**INSTRUCTION:**
Reproduce the listing exactly, with no pictures in your copy.

Stored records
■ ■ ■ ■
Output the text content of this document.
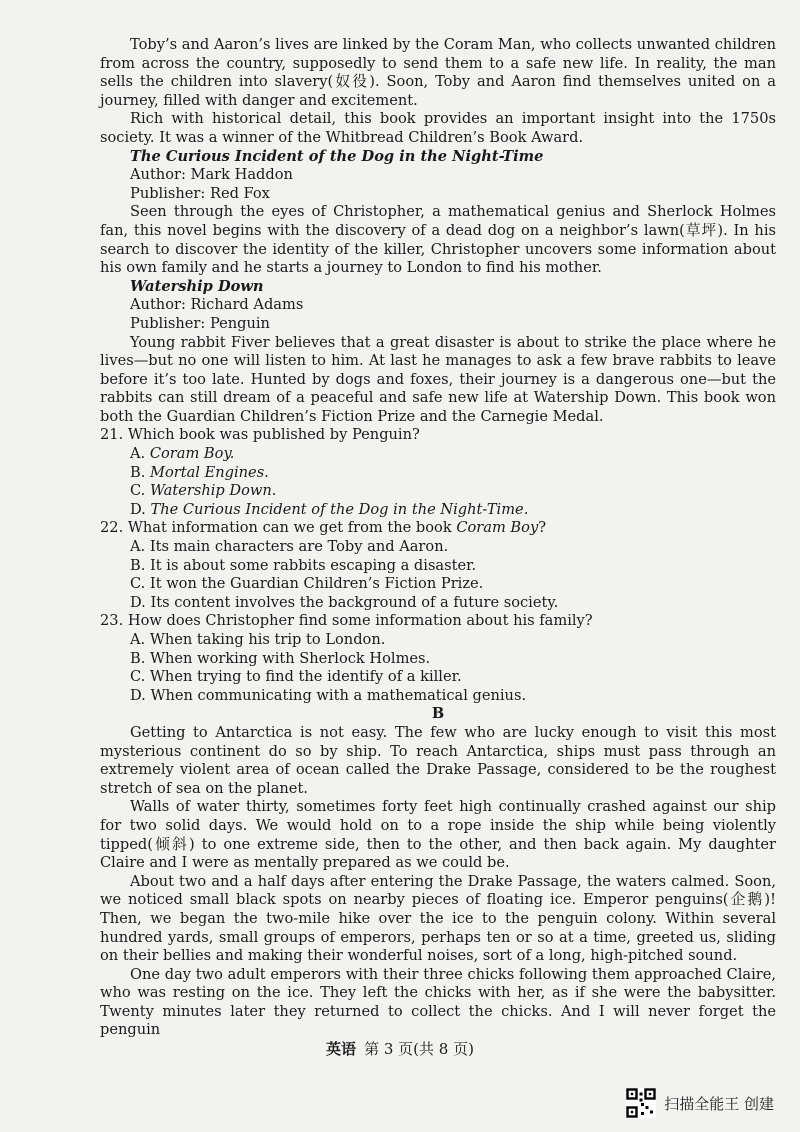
Toby’s and Aaron’s lives are linked by the Coram Man, who collects unwanted children from across the country, supposedly to send them to a safe new life. In reality, the man sells the children into slavery(奴役). Soon, Toby and Aaron find themselves united on a journey, filled with danger and excitement.

Rich with historical detail, this book provides an important insight into the 1750s society. It was a winner of the Whitbread Children’s Book Award.

The Curious Incident of the Dog in the Night-Time

Author: Mark Haddon

Publisher: Red Fox

Seen through the eyes of Christopher, a mathematical genius and Sherlock Holmes fan, this novel begins with the discovery of a dead dog on a neighbor’s lawn(草坪). In his search to discover the identity of the killer, Christopher uncovers some information about his own family and he starts a journey to London to find his mother.

Watership Down

Author: Richard Adams

Publisher: Penguin

Young rabbit Fiver believes that a great disaster is about to strike the place where he lives—but no one will listen to him. At last he manages to ask a few brave rabbits to leave before it’s too late. Hunted by dogs and foxes, their journey is a dangerous one—but the rabbits can still dream of a peaceful and safe new life at Watership Down. This book won both the Guardian Children’s Fiction Prize and the Carnegie Medal.

21. Which book was published by Penguin?

A. Coram Boy.

B. Mortal Engines.

C. Watership Down.

D. The Curious Incident of the Dog in the Night-Time.

22. What information can we get from the book Coram Boy?

A. Its main characters are Toby and Aaron.

B. It is about some rabbits escaping a disaster.

C. It won the Guardian Children’s Fiction Prize.

D. Its content involves the background of a future society.

23. How does Christopher find some information about his family?

A. When taking his trip to London.

B. When working with Sherlock Holmes.

C. When trying to find the identify of a killer.

D. When communicating with a mathematical genius.

B

Getting to Antarctica is not easy. The few who are lucky enough to visit this most mysterious continent do so by ship. To reach Antarctica, ships must pass through an extremely violent area of ocean called the Drake Passage, considered to be the roughest stretch of sea on the planet.

Walls of water thirty, sometimes forty feet high continually crashed against our ship for two solid days. We would hold on to a rope inside the ship while being violently tipped(倾斜) to one extreme side, then to the other, and then back again. My daughter Claire and I were as mentally prepared as we could be.

About two and a half days after entering the Drake Passage, the waters calmed. Soon, we noticed small black spots on nearby pieces of floating ice. Emperor penguins(企鹅)! Then, we began the two-mile hike over the ice to the penguin colony. Within several hundred yards, small groups of emperors, perhaps ten or so at a time, greeted us, sliding on their bellies and making their wonderful noises, sort of a long, high-pitched sound.

One day two adult emperors with their three chicks following them approached Claire, who was resting on the ice. They left the chicks with her, as if she were the babysitter. Twenty minutes later they returned to collect the chicks. And I will never forget the penguin

英语 第 3 页(共 8 页)
扫描全能王 创建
■ ■ ■ ■
**PROBLEM SOLUTION:**
Output the text content of this document.
Toby’s and Aaron’s lives are linked by the Coram Man, who collects unwanted children from across the country, supposedly to send them to a safe new life. In reality, the man sells the children into slavery(奴役). Soon, Toby and Aaron find themselves united on a journey, filled with danger and excitement.

Rich with historical detail, this book provides an important insight into the 1750s society. It was a winner of the Whitbread Children’s Book Award.

The Curious Incident of the Dog in the Night-Time

Author: Mark Haddon

Publisher: Red Fox

Seen through the eyes of Christopher, a mathematical genius and Sherlock Holmes fan, this novel begins with the discovery of a dead dog on a neighbor’s lawn(草坪). In his search to discover the identity of the killer, Christopher uncovers some information about his own family and he starts a journey to London to find his mother.

Watership Down

Author: Richard Adams

Publisher: Penguin

Young rabbit Fiver believes that a great disaster is about to strike the place where he lives—but no one will listen to him. At last he manages to ask a few brave rabbits to leave before it’s too late. Hunted by dogs and foxes, their journey is a dangerous one—but the rabbits can still dream of a peaceful and safe new life at Watership Down. This book won both the Guardian Children’s Fiction Prize and the Carnegie Medal.

21. Which book was published by Penguin?

A. Coram Boy.

B. Mortal Engines.

C. Watership Down.

D. The Curious Incident of the Dog in the Night-Time.

22. What information can we get from the book Coram Boy?

A. Its main characters are Toby and Aaron.

B. It is about some rabbits escaping a disaster.

C. It won the Guardian Children’s Fiction Prize.

D. Its content involves the background of a future society.

23. How does Christopher find some information about his family?

A. When taking his trip to London.

B. When working with Sherlock Holmes.

C. When trying to find the identify of a killer.

D. When communicating with a mathematical genius.

B

Getting to Antarctica is not easy. The few who are lucky enough to visit this most mysterious continent do so by ship. To reach Antarctica, ships must pass through an extremely violent area of ocean called the Drake Passage, considered to be the roughest stretch of sea on the planet.

Walls of water thirty, sometimes forty feet high continually crashed against our ship for two solid days. We would hold on to a rope inside the ship while being violently tipped(倾斜) to one extreme side, then to the other, and then back again. My daughter Claire and I were as mentally prepared as we could be.

About two and a half days after entering the Drake Passage, the waters calmed. Soon, we noticed small black spots on nearby pieces of floating ice. Emperor penguins(企鹅)! Then, we began the two-mile hike over the ice to the penguin colony. Within several hundred yards, small groups of emperors, perhaps ten or so at a time, greeted us, sliding on their bellies and making their wonderful noises, sort of a long, high-pitched sound.

One day two adult emperors with their three chicks following them approached Claire, who was resting on the ice. They left the chicks with her, as if she were the babysitter. Twenty minutes later they returned to collect the chicks. And I will never forget the penguin

英语 第 3 页(共 8 页)
扫描全能王 创建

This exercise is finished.